=== What the task requires ===
Transcribe the records below exactly as they appear, omitting any pictures.

=== Raw data ===

*-*-*

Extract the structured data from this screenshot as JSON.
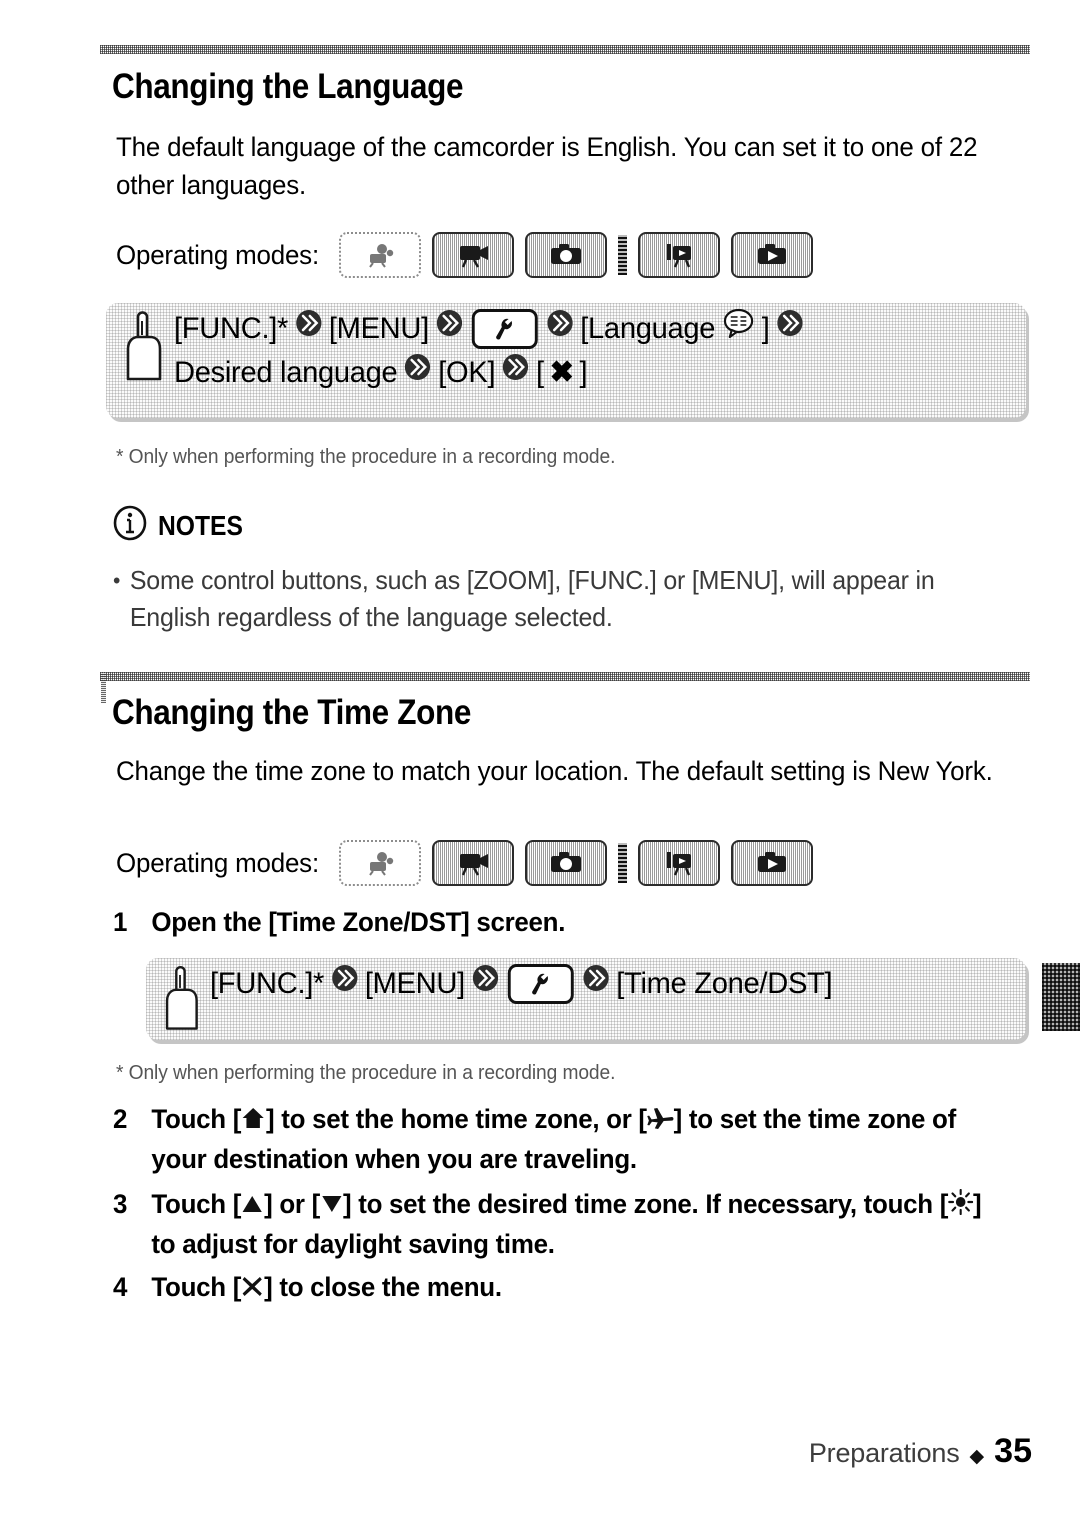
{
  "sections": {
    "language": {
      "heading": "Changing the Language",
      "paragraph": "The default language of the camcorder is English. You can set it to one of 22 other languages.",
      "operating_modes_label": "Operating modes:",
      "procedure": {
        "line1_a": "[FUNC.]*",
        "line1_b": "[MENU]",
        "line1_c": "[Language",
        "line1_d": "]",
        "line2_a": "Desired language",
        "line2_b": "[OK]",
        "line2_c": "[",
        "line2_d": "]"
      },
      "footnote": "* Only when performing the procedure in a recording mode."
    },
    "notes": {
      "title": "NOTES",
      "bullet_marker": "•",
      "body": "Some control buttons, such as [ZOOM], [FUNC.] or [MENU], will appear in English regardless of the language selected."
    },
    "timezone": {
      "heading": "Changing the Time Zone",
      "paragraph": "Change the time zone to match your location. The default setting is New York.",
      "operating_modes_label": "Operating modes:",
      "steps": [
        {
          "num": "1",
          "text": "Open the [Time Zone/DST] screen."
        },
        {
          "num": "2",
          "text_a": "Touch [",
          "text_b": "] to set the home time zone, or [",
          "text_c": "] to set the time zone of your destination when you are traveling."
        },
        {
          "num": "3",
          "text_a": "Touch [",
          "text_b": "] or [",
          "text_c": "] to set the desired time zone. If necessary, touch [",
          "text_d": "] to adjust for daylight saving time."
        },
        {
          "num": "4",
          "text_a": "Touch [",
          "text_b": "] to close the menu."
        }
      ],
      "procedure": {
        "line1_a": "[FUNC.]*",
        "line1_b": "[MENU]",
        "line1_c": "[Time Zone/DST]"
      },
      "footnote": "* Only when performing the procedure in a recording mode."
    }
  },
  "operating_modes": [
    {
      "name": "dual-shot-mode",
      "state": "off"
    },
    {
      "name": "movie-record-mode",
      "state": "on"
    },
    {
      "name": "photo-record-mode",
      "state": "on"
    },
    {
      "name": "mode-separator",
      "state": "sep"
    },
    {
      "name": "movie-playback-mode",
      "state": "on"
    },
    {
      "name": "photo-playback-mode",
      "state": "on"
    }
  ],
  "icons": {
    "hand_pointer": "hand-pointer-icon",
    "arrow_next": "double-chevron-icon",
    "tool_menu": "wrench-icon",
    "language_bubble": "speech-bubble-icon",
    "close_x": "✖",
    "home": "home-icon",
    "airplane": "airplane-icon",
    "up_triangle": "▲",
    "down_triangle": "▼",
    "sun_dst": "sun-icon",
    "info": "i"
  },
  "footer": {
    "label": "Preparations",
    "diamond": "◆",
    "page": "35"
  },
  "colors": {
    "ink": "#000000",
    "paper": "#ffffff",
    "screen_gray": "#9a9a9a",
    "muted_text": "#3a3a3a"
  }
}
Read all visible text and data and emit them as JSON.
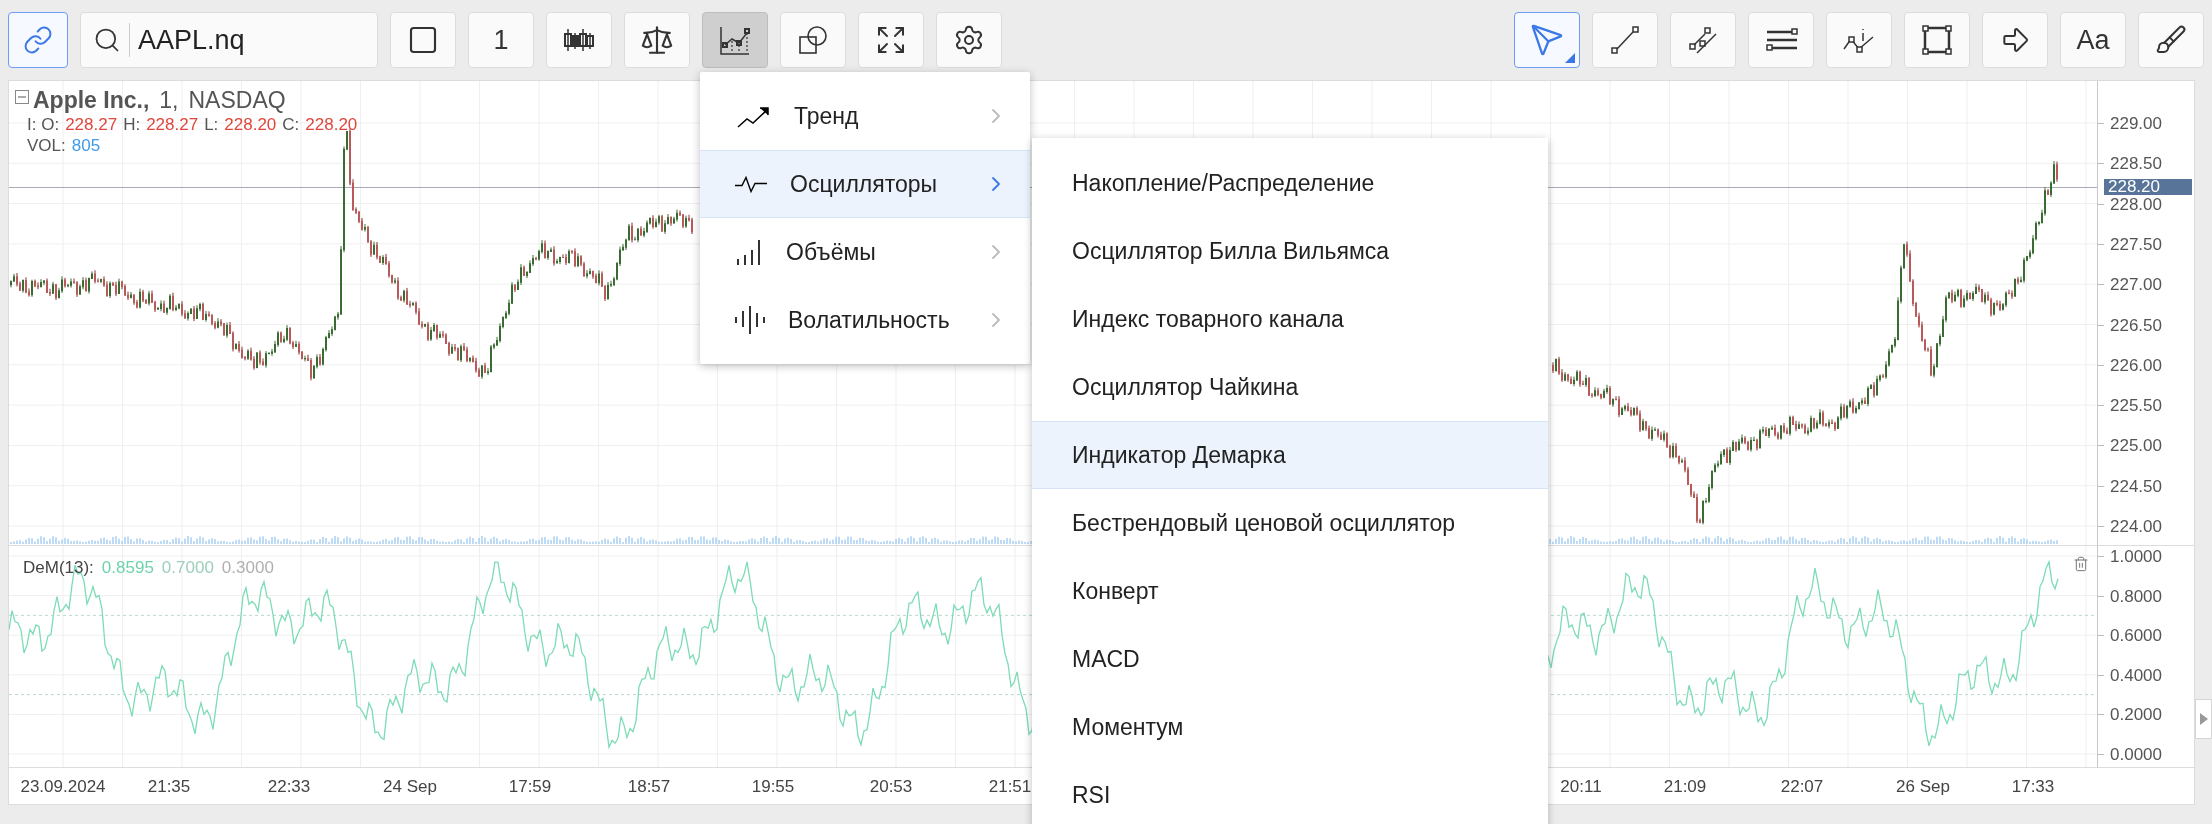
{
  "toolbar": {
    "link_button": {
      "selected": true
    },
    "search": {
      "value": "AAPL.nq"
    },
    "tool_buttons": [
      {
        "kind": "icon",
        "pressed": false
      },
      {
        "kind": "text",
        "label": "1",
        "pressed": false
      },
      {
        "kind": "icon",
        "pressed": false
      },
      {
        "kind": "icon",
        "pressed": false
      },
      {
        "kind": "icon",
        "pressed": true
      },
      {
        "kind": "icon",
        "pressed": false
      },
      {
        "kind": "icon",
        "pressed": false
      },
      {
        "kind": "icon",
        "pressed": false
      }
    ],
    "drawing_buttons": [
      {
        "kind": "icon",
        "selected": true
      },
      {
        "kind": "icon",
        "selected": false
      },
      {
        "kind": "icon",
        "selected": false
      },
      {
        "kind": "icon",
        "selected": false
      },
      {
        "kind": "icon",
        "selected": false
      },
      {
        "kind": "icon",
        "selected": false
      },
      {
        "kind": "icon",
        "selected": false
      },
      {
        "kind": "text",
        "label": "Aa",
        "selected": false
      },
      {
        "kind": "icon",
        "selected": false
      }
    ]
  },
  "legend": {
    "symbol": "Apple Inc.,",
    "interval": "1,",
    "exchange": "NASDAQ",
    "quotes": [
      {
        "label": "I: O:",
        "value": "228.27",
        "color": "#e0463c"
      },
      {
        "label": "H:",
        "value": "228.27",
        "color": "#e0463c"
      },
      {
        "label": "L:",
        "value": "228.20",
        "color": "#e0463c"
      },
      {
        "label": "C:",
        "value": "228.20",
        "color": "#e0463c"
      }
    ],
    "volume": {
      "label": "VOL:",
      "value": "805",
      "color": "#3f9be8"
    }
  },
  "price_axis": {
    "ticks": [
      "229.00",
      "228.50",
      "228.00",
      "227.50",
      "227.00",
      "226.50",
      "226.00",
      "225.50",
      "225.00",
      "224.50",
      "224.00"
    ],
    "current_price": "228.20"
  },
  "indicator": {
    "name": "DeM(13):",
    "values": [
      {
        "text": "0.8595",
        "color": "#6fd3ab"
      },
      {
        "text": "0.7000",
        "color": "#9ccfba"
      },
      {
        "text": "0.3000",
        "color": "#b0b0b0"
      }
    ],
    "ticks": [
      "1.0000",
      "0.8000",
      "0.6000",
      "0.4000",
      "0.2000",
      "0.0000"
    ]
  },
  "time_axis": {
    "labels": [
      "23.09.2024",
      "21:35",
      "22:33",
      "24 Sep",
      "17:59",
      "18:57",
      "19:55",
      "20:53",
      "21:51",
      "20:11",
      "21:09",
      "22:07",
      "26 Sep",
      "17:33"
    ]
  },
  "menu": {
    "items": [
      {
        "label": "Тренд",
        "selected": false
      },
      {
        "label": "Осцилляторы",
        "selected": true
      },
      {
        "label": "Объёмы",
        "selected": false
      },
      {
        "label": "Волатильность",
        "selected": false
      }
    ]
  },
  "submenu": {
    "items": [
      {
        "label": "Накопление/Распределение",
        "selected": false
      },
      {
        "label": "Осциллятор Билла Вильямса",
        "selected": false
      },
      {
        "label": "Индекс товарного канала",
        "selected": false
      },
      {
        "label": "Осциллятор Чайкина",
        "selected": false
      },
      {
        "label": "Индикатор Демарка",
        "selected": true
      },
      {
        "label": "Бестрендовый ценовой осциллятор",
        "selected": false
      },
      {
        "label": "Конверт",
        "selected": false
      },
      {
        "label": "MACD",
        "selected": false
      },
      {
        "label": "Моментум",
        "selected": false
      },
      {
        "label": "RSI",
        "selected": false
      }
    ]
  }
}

*-*-*

=== Task output ===
Extract the structured data from this screenshot as JSON.
{
  "sections": {
    "language": {
      "heading": "Changing the Language",
      "paragraph": "The default language of the camcorder is English. You can set it to one of 22 other languages.",
      "operating_modes_label": "Operating modes:",
      "procedure": {
        "line1_a": "[FUNC.]*",
        "line1_b": "[MENU]",
        "line1_c": "[Language",
        "line1_d": "]",
        "line2_a": "Desired language",
        "line2_b": "[OK]",
        "line2_c": "[",
        "line2_d": "]"
      },
      "footnote": "* Only when performing the procedure in a recording mode."
    },
    "notes": {
      "title": "NOTES",
      "bullet_marker": "•",
      "body": "Some control buttons, such as [ZOOM], [FUNC.] or [MENU], will appear in English regardless of the language selected."
    },
    "timezone": {
      "heading": "Changing the Time Zone",
      "paragraph": "Change the time zone to match your location. The default setting is New York.",
      "operating_modes_label": "Operating modes:",
      "steps": [
        {
          "num": "1",
          "text": "Open the [Time Zone/DST] screen."
        },
        {
          "num": "2",
          "text_a": "Touch [",
          "text_b": "] to set the home time zone, or [",
          "text_c": "] to set the time zone of your destination when you are traveling."
        },
        {
          "num": "3",
          "text_a": "Touch [",
          "text_b": "] or [",
          "text_c": "] to set the desired time zone. If necessary, touch [",
          "text_d": "] to adjust for daylight saving time."
        },
        {
          "num": "4",
          "text_a": "Touch [",
          "text_b": "] to close the menu."
        }
      ],
      "procedure": {
        "line1_a": "[FUNC.]*",
        "line1_b": "[MENU]",
        "line1_c": "[Time Zone/DST]"
      },
      "footnote": "* Only when performing the procedure in a recording mode."
    }
  },
  "operating_modes": [
    {
      "name": "dual-shot-mode",
      "state": "off"
    },
    {
      "name": "movie-record-mode",
      "state": "on"
    },
    {
      "name": "photo-record-mode",
      "state": "on"
    },
    {
      "name": "mode-separator",
      "state": "sep"
    },
    {
      "name": "movie-playback-mode",
      "state": "on"
    },
    {
      "name": "photo-playback-mode",
      "state": "on"
    }
  ],
  "icons": {
    "hand_pointer": "hand-pointer-icon",
    "arrow_next": "double-chevron-icon",
    "tool_menu": "wrench-icon",
    "language_bubble": "speech-bubble-icon",
    "close_x": "✖",
    "home": "home-icon",
    "airplane": "airplane-icon",
    "up_triangle": "▲",
    "down_triangle": "▼",
    "sun_dst": "sun-icon",
    "info": "i"
  },
  "footer": {
    "label": "Preparations",
    "diamond": "◆",
    "page": "35"
  },
  "colors": {
    "ink": "#000000",
    "paper": "#ffffff",
    "screen_gray": "#9a9a9a",
    "muted_text": "#3a3a3a"
  }
}
Read all visible text and data and emit them as JSON.
{
  "toolbar": {
    "link_button": {
      "selected": true
    },
    "search": {
      "value": "AAPL.nq"
    },
    "tool_buttons": [
      {
        "kind": "icon",
        "pressed": false
      },
      {
        "kind": "text",
        "label": "1",
        "pressed": false
      },
      {
        "kind": "icon",
        "pressed": false
      },
      {
        "kind": "icon",
        "pressed": false
      },
      {
        "kind": "icon",
        "pressed": true
      },
      {
        "kind": "icon",
        "pressed": false
      },
      {
        "kind": "icon",
        "pressed": false
      },
      {
        "kind": "icon",
        "pressed": false
      }
    ],
    "drawing_buttons": [
      {
        "kind": "icon",
        "selected": true
      },
      {
        "kind": "icon",
        "selected": false
      },
      {
        "kind": "icon",
        "selected": false
      },
      {
        "kind": "icon",
        "selected": false
      },
      {
        "kind": "icon",
        "selected": false
      },
      {
        "kind": "icon",
        "selected": false
      },
      {
        "kind": "icon",
        "selected": false
      },
      {
        "kind": "text",
        "label": "Aa",
        "selected": false
      },
      {
        "kind": "icon",
        "selected": false
      }
    ]
  },
  "legend": {
    "symbol": "Apple Inc.,",
    "interval": "1,",
    "exchange": "NASDAQ",
    "quotes": [
      {
        "label": "I: O:",
        "value": "228.27",
        "color": "#e0463c"
      },
      {
        "label": "H:",
        "value": "228.27",
        "color": "#e0463c"
      },
      {
        "label": "L:",
        "value": "228.20",
        "color": "#e0463c"
      },
      {
        "label": "C:",
        "value": "228.20",
        "color": "#e0463c"
      }
    ],
    "volume": {
      "label": "VOL:",
      "value": "805",
      "color": "#3f9be8"
    }
  },
  "price_axis": {
    "ticks": [
      "229.00",
      "228.50",
      "228.00",
      "227.50",
      "227.00",
      "226.50",
      "226.00",
      "225.50",
      "225.00",
      "224.50",
      "224.00"
    ],
    "current_price": "228.20"
  },
  "indicator": {
    "name": "DeM(13):",
    "values": [
      {
        "text": "0.8595",
        "color": "#6fd3ab"
      },
      {
        "text": "0.7000",
        "color": "#9ccfba"
      },
      {
        "text": "0.3000",
        "color": "#b0b0b0"
      }
    ],
    "ticks": [
      "1.0000",
      "0.8000",
      "0.6000",
      "0.4000",
      "0.2000",
      "0.0000"
    ]
  },
  "time_axis": {
    "labels": [
      "23.09.2024",
      "21:35",
      "22:33",
      "24 Sep",
      "17:59",
      "18:57",
      "19:55",
      "20:53",
      "21:51",
      "20:11",
      "21:09",
      "22:07",
      "26 Sep",
      "17:33"
    ]
  },
  "menu": {
    "items": [
      {
        "label": "Тренд",
        "selected": false
      },
      {
        "label": "Осцилляторы",
        "selected": true
      },
      {
        "label": "Объёмы",
        "selected": false
      },
      {
        "label": "Волатильность",
        "selected": false
      }
    ]
  },
  "submenu": {
    "items": [
      {
        "label": "Накопление/Распределение",
        "selected": false
      },
      {
        "label": "Осциллятор Билла Вильямса",
        "selected": false
      },
      {
        "label": "Индекс товарного канала",
        "selected": false
      },
      {
        "label": "Осциллятор Чайкина",
        "selected": false
      },
      {
        "label": "Индикатор Демарка",
        "selected": true
      },
      {
        "label": "Бестрендовый ценовой осциллятор",
        "selected": false
      },
      {
        "label": "Конверт",
        "selected": false
      },
      {
        "label": "MACD",
        "selected": false
      },
      {
        "label": "Моментум",
        "selected": false
      },
      {
        "label": "RSI",
        "selected": false
      }
    ]
  }
}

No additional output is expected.